Restate each of the lines below word for word and drop every picture.

= = = = = = =

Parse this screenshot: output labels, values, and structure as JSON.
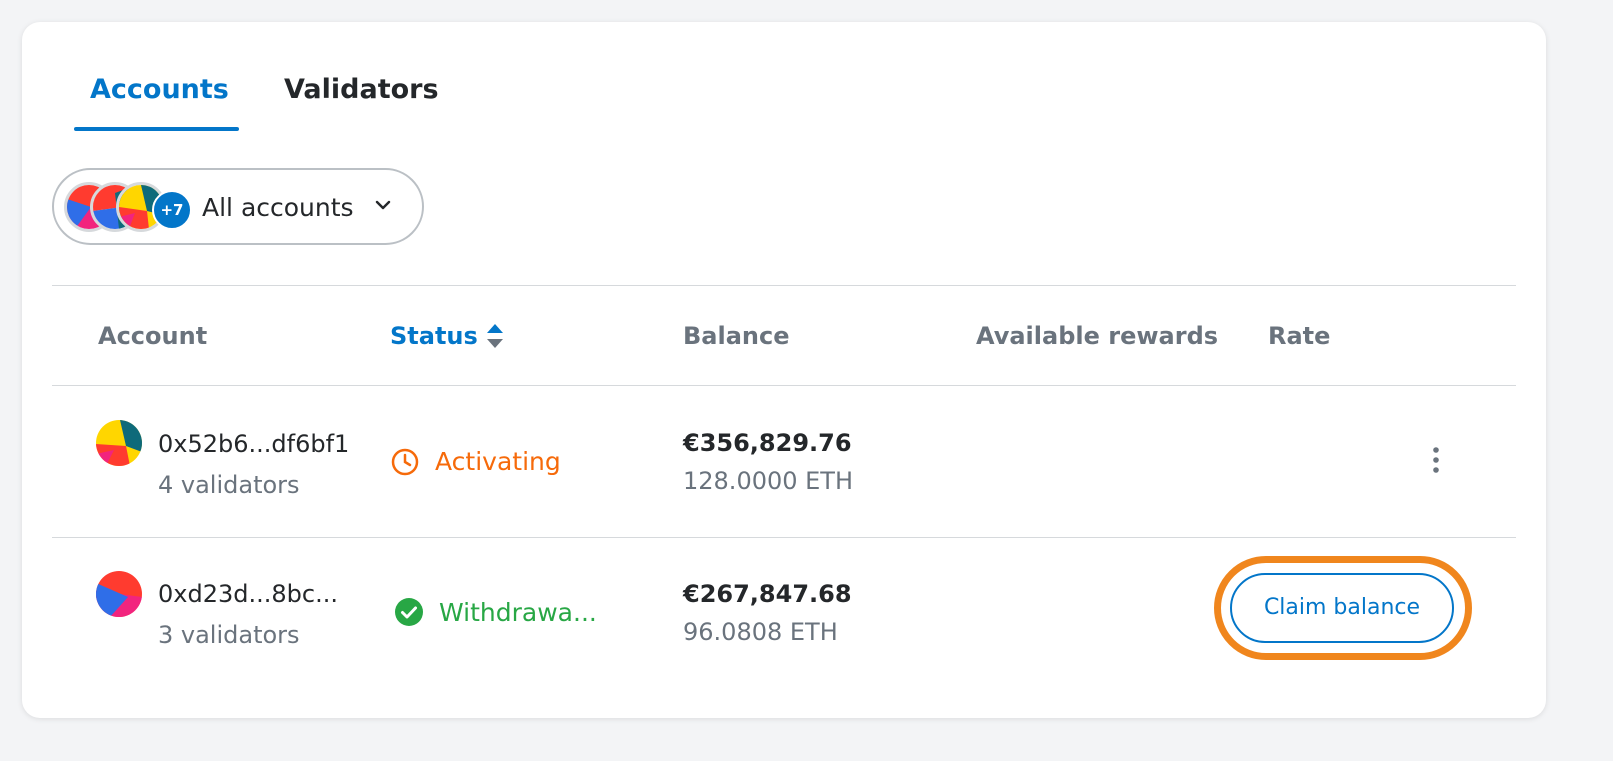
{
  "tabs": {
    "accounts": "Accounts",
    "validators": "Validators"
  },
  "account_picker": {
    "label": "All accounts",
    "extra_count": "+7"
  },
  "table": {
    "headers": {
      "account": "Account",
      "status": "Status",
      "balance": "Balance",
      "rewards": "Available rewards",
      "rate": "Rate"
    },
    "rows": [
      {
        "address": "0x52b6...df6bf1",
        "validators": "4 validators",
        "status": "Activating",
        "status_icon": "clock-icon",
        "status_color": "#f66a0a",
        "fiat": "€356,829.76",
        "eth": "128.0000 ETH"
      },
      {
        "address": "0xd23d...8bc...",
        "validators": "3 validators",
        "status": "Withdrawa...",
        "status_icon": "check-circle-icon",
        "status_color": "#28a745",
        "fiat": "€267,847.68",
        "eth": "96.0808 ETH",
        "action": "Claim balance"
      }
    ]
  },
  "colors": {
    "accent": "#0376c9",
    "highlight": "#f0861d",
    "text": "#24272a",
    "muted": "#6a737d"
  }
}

= = = = = = =

| Solution |
Parse this screenshot: output labels, values, and structure as JSON.
{
  "tabs": {
    "accounts": "Accounts",
    "validators": "Validators"
  },
  "account_picker": {
    "label": "All accounts",
    "extra_count": "+7"
  },
  "table": {
    "headers": {
      "account": "Account",
      "status": "Status",
      "balance": "Balance",
      "rewards": "Available rewards",
      "rate": "Rate"
    },
    "rows": [
      {
        "address": "0x52b6...df6bf1",
        "validators": "4 validators",
        "status": "Activating",
        "status_icon": "clock-icon",
        "status_color": "#f66a0a",
        "fiat": "€356,829.76",
        "eth": "128.0000 ETH"
      },
      {
        "address": "0xd23d...8bc...",
        "validators": "3 validators",
        "status": "Withdrawa...",
        "status_icon": "check-circle-icon",
        "status_color": "#28a745",
        "fiat": "€267,847.68",
        "eth": "96.0808 ETH",
        "action": "Claim balance"
      }
    ]
  },
  "colors": {
    "accent": "#0376c9",
    "highlight": "#f0861d",
    "text": "#24272a",
    "muted": "#6a737d"
  }
}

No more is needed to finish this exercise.